▶ Your tasks:
a: Write out, word for word, the part of the PCDH9 passage that runs from "Foundation models like" down to "and mechanistic relevance.".
b: List every disease abbreviation that the PCDH9 passage names.

Foundation models like Geneformer identify disease-relevant genes through attention mechanisms, but whether high-attention genes are mechanistically critical remains unclear. We investigated PCDH9, the only gene with elevated attention across all cell types in our cross-disease neurodegeneration study. Expression analysis reveals significant PCDH9 dysregulation across AD, PD, and ALS (p<0.05 in 9/12 disease-cell type combinations). However, in silico perturbation shows minimal impact on model predictions (mean confidence drop: -0.0001 to -0.0029). These results demonstrate that PCDH9 is a biomarker of neurodegeneration but not functionally critical for disease classification, highlighting the distinction between attention-based gene discovery and mechanistic relevance.

▶ Given entries:
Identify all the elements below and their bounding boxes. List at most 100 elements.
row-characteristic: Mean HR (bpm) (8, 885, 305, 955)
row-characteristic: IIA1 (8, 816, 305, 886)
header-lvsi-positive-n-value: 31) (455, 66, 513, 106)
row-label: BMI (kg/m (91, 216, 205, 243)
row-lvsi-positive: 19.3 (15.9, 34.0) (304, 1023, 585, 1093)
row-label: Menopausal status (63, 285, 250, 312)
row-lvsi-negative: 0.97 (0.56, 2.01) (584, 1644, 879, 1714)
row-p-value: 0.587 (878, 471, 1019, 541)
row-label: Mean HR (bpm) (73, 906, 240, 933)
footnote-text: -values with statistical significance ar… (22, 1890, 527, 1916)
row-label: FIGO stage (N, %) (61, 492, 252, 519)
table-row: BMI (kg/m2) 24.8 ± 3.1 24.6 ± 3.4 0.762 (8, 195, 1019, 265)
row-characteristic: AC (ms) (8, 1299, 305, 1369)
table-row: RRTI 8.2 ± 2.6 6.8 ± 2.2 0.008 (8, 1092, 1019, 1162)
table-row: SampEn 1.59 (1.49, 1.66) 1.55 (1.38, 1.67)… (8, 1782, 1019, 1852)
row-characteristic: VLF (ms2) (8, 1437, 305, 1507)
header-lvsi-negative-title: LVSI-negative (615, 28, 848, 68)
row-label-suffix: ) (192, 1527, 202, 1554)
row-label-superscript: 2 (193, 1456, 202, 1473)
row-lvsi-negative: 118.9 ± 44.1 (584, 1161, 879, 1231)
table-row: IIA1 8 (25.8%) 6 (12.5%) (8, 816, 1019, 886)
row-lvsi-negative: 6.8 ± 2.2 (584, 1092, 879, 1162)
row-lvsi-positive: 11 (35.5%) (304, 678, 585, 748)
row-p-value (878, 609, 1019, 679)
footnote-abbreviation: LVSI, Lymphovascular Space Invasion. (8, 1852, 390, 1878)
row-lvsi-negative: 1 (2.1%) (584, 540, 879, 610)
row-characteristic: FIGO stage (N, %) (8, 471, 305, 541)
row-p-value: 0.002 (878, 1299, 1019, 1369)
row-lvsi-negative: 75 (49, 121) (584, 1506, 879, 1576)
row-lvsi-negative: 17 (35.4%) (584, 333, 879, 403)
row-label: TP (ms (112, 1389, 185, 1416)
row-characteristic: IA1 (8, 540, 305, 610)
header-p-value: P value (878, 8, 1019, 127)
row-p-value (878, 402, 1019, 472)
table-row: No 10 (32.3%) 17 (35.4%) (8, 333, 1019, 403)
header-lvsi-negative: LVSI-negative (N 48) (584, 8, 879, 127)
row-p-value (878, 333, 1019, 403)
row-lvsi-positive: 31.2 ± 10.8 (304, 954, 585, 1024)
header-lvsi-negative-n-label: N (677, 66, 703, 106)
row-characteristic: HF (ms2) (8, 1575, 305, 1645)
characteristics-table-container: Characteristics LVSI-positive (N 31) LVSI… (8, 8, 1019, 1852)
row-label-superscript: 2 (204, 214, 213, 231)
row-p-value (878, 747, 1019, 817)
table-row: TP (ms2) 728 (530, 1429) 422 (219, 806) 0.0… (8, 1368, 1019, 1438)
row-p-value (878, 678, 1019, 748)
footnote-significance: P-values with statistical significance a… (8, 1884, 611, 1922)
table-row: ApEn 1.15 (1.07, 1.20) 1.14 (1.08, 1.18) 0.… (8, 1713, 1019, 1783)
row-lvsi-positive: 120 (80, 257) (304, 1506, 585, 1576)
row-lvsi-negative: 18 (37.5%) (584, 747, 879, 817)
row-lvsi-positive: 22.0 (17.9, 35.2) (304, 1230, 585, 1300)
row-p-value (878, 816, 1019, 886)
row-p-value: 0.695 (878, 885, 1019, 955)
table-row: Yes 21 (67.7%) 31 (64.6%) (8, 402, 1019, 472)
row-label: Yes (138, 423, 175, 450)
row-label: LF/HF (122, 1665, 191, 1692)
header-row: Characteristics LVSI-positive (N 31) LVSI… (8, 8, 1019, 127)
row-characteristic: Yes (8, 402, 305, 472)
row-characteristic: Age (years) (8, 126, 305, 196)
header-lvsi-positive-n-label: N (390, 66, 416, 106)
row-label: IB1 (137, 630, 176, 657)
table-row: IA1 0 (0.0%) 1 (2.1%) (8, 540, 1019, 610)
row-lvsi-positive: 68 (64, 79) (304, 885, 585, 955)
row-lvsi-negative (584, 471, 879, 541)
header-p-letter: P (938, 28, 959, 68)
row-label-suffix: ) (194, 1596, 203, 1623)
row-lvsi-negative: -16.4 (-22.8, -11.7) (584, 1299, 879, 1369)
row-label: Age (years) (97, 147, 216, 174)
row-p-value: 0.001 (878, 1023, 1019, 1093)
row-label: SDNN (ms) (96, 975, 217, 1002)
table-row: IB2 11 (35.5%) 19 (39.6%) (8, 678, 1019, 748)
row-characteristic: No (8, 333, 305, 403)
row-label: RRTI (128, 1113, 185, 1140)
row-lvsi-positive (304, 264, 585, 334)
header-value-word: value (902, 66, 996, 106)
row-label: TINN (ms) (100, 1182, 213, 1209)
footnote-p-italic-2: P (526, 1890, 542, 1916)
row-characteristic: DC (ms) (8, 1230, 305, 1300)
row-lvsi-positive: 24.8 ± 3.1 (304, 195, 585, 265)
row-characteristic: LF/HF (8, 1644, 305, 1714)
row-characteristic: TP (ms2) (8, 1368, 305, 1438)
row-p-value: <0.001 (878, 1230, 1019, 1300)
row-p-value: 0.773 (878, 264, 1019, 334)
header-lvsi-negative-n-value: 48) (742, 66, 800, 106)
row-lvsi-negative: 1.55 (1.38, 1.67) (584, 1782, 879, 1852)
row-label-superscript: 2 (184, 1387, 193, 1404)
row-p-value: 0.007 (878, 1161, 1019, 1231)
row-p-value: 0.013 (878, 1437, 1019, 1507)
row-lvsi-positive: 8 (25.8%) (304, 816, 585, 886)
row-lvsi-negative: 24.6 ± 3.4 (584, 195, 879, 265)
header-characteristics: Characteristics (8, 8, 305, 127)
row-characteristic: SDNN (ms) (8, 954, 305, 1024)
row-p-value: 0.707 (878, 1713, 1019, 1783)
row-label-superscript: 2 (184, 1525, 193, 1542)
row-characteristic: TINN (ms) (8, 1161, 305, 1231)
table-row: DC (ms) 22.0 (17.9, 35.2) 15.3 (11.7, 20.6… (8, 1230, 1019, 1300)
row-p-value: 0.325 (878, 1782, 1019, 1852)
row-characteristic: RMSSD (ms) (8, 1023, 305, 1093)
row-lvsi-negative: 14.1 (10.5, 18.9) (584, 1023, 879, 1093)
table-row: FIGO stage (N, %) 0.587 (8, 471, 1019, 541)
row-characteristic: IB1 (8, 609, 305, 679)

▶ Replies:
a:
Foundation models like Geneformer identify disease-relevant genes through attention mechanisms, but whether high-attention genes are mechanistically critical remains unclear. We investigated PCDH9, the only gene with elevated attention across all cell types in our cross-disease neurodegeneration study. Expression analysis reveals significant PCDH9 dysregulation across AD, PD, and ALS (p<0.05 in 9/12 disease-cell type combinations). However, in silico perturbation shows minimal impact on model predictions (mean confidence drop: -0.0001 to -0.0029). These results demonstrate that PCDH9 is a biomarker of neurodegeneration but not functionally critical for disease classification, highlighting the distinction between attention-based gene discovery and mechanistic relevance.

b: AD, PD, ALS